» **Problem statement**
Each record is to be transcribed exactly.

» **Input data**
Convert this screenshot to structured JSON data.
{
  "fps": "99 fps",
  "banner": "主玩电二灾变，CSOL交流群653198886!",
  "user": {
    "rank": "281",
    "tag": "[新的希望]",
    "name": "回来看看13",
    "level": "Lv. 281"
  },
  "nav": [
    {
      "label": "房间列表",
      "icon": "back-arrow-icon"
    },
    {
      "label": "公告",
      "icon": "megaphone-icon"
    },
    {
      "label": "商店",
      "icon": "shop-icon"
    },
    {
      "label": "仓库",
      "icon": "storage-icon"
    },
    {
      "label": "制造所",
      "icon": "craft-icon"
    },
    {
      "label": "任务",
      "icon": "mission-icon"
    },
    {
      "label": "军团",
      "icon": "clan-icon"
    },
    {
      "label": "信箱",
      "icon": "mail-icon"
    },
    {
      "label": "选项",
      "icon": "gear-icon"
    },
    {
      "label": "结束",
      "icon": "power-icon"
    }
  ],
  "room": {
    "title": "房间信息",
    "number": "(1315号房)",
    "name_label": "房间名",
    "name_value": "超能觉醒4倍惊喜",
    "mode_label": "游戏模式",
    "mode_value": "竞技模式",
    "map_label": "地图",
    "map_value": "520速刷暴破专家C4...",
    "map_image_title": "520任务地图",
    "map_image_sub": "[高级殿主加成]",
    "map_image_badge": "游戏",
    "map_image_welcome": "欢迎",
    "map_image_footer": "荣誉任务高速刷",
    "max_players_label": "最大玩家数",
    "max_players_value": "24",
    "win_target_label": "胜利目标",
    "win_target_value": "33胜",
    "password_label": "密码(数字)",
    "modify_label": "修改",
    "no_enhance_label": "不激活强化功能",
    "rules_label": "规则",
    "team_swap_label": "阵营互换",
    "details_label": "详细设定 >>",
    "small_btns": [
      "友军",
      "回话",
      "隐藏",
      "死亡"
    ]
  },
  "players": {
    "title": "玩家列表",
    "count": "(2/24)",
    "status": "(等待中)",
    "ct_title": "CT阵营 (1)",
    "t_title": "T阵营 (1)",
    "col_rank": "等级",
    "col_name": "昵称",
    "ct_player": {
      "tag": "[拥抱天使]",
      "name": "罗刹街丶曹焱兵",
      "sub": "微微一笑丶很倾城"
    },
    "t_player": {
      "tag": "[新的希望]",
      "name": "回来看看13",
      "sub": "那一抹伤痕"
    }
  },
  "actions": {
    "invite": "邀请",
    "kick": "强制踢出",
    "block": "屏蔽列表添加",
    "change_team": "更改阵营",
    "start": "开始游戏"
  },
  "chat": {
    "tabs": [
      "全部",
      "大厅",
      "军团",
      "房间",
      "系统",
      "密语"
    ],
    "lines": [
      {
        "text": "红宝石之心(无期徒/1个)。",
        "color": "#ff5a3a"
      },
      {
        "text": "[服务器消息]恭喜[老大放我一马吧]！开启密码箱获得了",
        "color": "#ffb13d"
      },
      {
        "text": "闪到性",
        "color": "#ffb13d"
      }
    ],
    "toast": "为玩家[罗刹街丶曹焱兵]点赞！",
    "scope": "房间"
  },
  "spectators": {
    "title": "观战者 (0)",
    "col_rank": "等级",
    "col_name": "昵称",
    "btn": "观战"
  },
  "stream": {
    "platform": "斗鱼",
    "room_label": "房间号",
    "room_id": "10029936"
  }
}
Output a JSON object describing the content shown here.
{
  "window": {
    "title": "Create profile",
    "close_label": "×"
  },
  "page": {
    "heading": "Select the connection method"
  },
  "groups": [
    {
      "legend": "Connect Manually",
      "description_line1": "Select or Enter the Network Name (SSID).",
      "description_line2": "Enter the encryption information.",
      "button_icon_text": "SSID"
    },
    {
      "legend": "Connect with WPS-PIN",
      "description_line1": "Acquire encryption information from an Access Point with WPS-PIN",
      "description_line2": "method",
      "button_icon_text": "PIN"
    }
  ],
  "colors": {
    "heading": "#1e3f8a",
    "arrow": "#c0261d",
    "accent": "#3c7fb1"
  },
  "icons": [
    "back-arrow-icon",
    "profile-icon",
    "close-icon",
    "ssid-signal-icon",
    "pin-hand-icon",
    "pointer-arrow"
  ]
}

» **Written answer**
Convert this screenshot to structured JSON data.
{
  "fps": "99 fps",
  "banner": "主玩电二灾变，CSOL交流群653198886!",
  "user": {
    "rank": "281",
    "tag": "[新的希望]",
    "name": "回来看看13",
    "level": "Lv. 281"
  },
  "nav": [
    {
      "label": "房间列表",
      "icon": "back-arrow-icon"
    },
    {
      "label": "公告",
      "icon": "megaphone-icon"
    },
    {
      "label": "商店",
      "icon": "shop-icon"
    },
    {
      "label": "仓库",
      "icon": "storage-icon"
    },
    {
      "label": "制造所",
      "icon": "craft-icon"
    },
    {
      "label": "任务",
      "icon": "mission-icon"
    },
    {
      "label": "军团",
      "icon": "clan-icon"
    },
    {
      "label": "信箱",
      "icon": "mail-icon"
    },
    {
      "label": "选项",
      "icon": "gear-icon"
    },
    {
      "label": "结束",
      "icon": "power-icon"
    }
  ],
  "room": {
    "title": "房间信息",
    "number": "(1315号房)",
    "name_label": "房间名",
    "name_value": "超能觉醒4倍惊喜",
    "mode_label": "游戏模式",
    "mode_value": "竞技模式",
    "map_label": "地图",
    "map_value": "520速刷暴破专家C4...",
    "map_image_title": "520任务地图",
    "map_image_sub": "[高级殿主加成]",
    "map_image_badge": "游戏",
    "map_image_welcome": "欢迎",
    "map_image_footer": "荣誉任务高速刷",
    "max_players_label": "最大玩家数",
    "max_players_value": "24",
    "win_target_label": "胜利目标",
    "win_target_value": "33胜",
    "password_label": "密码(数字)",
    "modify_label": "修改",
    "no_enhance_label": "不激活强化功能",
    "rules_label": "规则",
    "team_swap_label": "阵营互换",
    "details_label": "详细设定 >>",
    "small_btns": [
      "友军",
      "回话",
      "隐藏",
      "死亡"
    ]
  },
  "players": {
    "title": "玩家列表",
    "count": "(2/24)",
    "status": "(等待中)",
    "ct_title": "CT阵营 (1)",
    "t_title": "T阵营 (1)",
    "col_rank": "等级",
    "col_name": "昵称",
    "ct_player": {
      "tag": "[拥抱天使]",
      "name": "罗刹街丶曹焱兵",
      "sub": "微微一笑丶很倾城"
    },
    "t_player": {
      "tag": "[新的希望]",
      "name": "回来看看13",
      "sub": "那一抹伤痕"
    }
  },
  "actions": {
    "invite": "邀请",
    "kick": "强制踢出",
    "block": "屏蔽列表添加",
    "change_team": "更改阵营",
    "start": "开始游戏"
  },
  "chat": {
    "tabs": [
      "全部",
      "大厅",
      "军团",
      "房间",
      "系统",
      "密语"
    ],
    "lines": [
      {
        "text": "红宝石之心(无期徒/1个)。",
        "color": "#ff5a3a"
      },
      {
        "text": "[服务器消息]恭喜[老大放我一马吧]！开启密码箱获得了",
        "color": "#ffb13d"
      },
      {
        "text": "闪到性",
        "color": "#ffb13d"
      }
    ],
    "toast": "为玩家[罗刹街丶曹焱兵]点赞！",
    "scope": "房间"
  },
  "spectators": {
    "title": "观战者 (0)",
    "col_rank": "等级",
    "col_name": "昵称",
    "btn": "观战"
  },
  "stream": {
    "platform": "斗鱼",
    "room_label": "房间号",
    "room_id": "10029936"
  }
}
Output a JSON object describing the content shown here.
{
  "window": {
    "title": "Create profile",
    "close_label": "×"
  },
  "page": {
    "heading": "Select the connection method"
  },
  "groups": [
    {
      "legend": "Connect Manually",
      "description_line1": "Select or Enter the Network Name (SSID).",
      "description_line2": "Enter the encryption information.",
      "button_icon_text": "SSID"
    },
    {
      "legend": "Connect with WPS-PIN",
      "description_line1": "Acquire encryption information from an Access Point with WPS-PIN",
      "description_line2": "method",
      "button_icon_text": "PIN"
    }
  ],
  "colors": {
    "heading": "#1e3f8a",
    "arrow": "#c0261d",
    "accent": "#3c7fb1"
  },
  "icons": [
    "back-arrow-icon",
    "profile-icon",
    "close-icon",
    "ssid-signal-icon",
    "pin-hand-icon",
    "pointer-arrow"
  ]
}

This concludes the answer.